→ EXERCISE REQUIREMENTS
Return each line containing "三个代表".

→ DATASET EXTRACT
++++

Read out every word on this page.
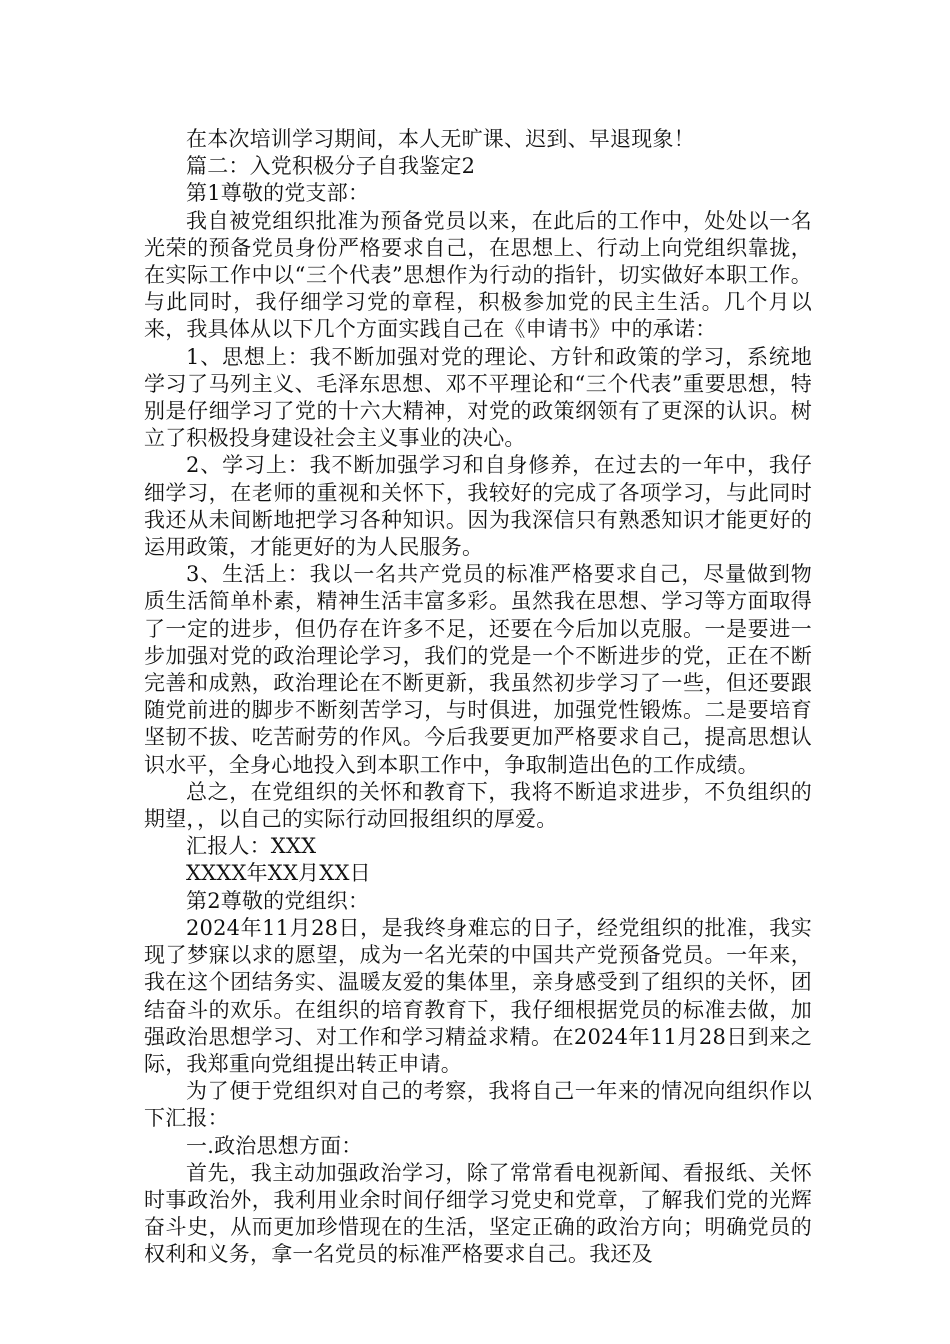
在本次培训学习期间，本人无旷课、迟到、早退现象！

篇二：入党积极分子自我鉴定2

第1尊敬的党支部：

我自被党组织批准为预备党员以来，在此后的工作中，处处以一名光荣的预备党员身份严格要求自己，在思想上、行动上向党组织靠拢，在实际工作中以“三个代表”思想作为行动的指针，切实做好本职工作。与此同时，我仔细学习党的章程，积极参加党的民主生活。几个月以来，我具体从以下几个方面实践自己在《申请书》中的承诺：

1、思想上：我不断加强对党的理论、方针和政策的学习，系统地学习了马列主义、毛泽东思想、邓不平理论和“三个代表”重要思想，特别是仔细学习了党的十六大精神，对党的政策纲领有了更深的认识。树立了积极投身建设社会主义事业的决心。

2、学习上：我不断加强学习和自身修养，在过去的一年中，我仔细学习，在老师的重视和关怀下，我较好的完成了各项学习，与此同时我还从未间断地把学习各种知识。因为我深信只有熟悉知识才能更好的运用政策，才能更好的为人民服务。

3、生活上：我以一名共产党员的标准严格要求自己，尽量做到物质生活简单朴素，精神生活丰富多彩。虽然我在思想、学习等方面取得了一定的进步，但仍存在许多不足，还要在今后加以克服。一是要进一步加强对党的政治理论学习，我们的党是一个不断进步的党，正在不断完善和成熟，政治理论在不断更新，我虽然初步学习了一些，但还要跟随党前进的脚步不断刻苦学习，与时俱进，加强党性锻炼。二是要培育坚韧不拔、吃苦耐劳的作风。今后我要更加严格要求自己，提高思想认识水平，全身心地投入到本职工作中，争取制造出色的工作成绩。

总之，在党组织的关怀和教育下，我将不断追求进步，不负组织的期望，，以自己的实际行动回报组织的厚爱。

汇报人：XXX

XXXX年XX月XX日

第2尊敬的党组织：

2024年11月28日，是我终身难忘的日子，经党组织的批准，我实现了梦寐以求的愿望，成为一名光荣的中国共产党预备党员。一年来，我在这个团结务实、温暖友爱的集体里，亲身感受到了组织的关怀，团结奋斗的欢乐。在组织的培育教育下，我仔细根据党员的标准去做，加强政治思想学习、对工作和学习精益求精。在2024年11月28日到来之际，我郑重向党组提出转正申请。

为了便于党组织对自己的考察，我将自己一年来的情况向组织作以下汇报：

一.政治思想方面：

首先，我主动加强政治学习，除了常常看电视新闻、看报纸、关怀时事政治外，我利用业余时间仔细学习党史和党章，了解我们党的光辉奋斗史，从而更加珍惜现在的生活，坚定正确的政治方向；明确党员的权利和义务，拿一名党员的标准严格要求自己。我还及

++++

→ SOLVED EXERCISE
我自被党组织批准为预备党员以来，在此后的工作中，处处以一名光荣的预备党员身份严格要求自己，在思想上、行动上向党组织靠拢，在实际工作中以“三个代表”思想作为行动的指针，切实做好本职工作。与此同时，我仔细学习党的章程，积极参加党的民主生活。几个月以来，我具体从以下几个方面实践自己在《申请书》中的承诺：
1、思想上：我不断加强对党的理论、方针和政策的学习，系统地学习了马列主义、毛泽东思想、邓不平理论和“三个代表”重要思想，特别是仔细学习了党的十六大精神，对党的政策纲领有了更深的认识。树立了积极投身建设社会主义事业的决心。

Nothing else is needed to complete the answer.